Data records
+++++
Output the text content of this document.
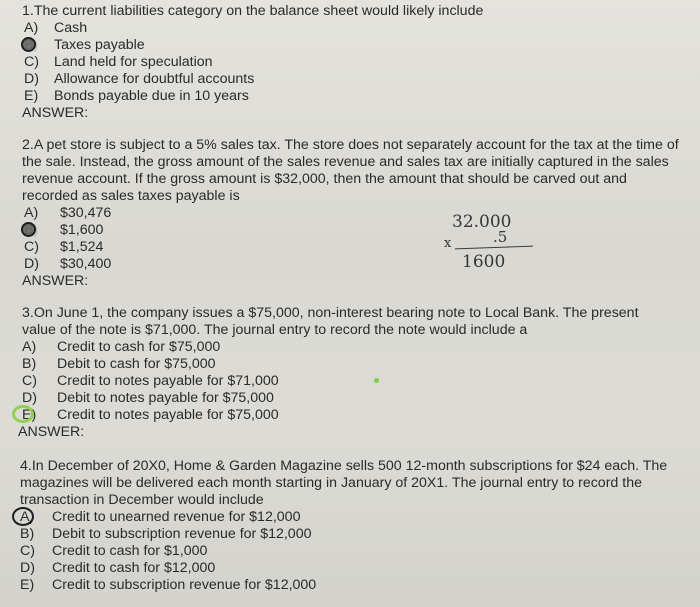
1.The current liabilities category on the balance sheet would likely include

A)	Cash
B)	Taxes payable
C)	Land held for speculation
D)	Allowance for doubtful accounts
E)	Bonds payable due in 10 years
ANSWER:

2.A pet store is subject to a 5% sales tax. The store does not separately account for the tax at the time of the sale. Instead, the gross amount of the sales revenue and sales tax are initially captured in the sales revenue account. If the gross amount is $32,000, then the amount that should be carved out and recorded as sales taxes payable is

A)	$30,476
B)	$1,600
C)	$1,524
D)	$30,400
ANSWER:
32.000
.5
x
1600

3.On June 1, the company issues a $75,000, non-interest bearing note to Local Bank. The present value of the note is $71,000. The journal entry to record the note would include a

A)	Credit to cash for $75,000
B)	Debit to cash for $75,000
C)	Credit to notes payable for $71,000
D)	Debit to notes payable for $75,000
E)	Credit to notes payable for $75,000
ANSWER:

4.In December of 20X0, Home & Garden Magazine sells 500 12-month subscriptions for $24 each. The magazines will be delivered each month starting in January of 20X1. The journal entry to record the transaction in December would include

A)	Credit to unearned revenue for $12,000
B)	Debit to subscription revenue for $12,000
C)	Credit to cash for $1,000
D)	Credit to cash for $12,000
E)	Credit to subscription revenue for $12,000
+++++
GOAL: Report back each line of the entries that holds the string "Debit".

FULL OUTPUT:
B)	Debit to cash for $75,000
D)	Debit to notes payable for $75,000
B)	Debit to subscription revenue for $12,000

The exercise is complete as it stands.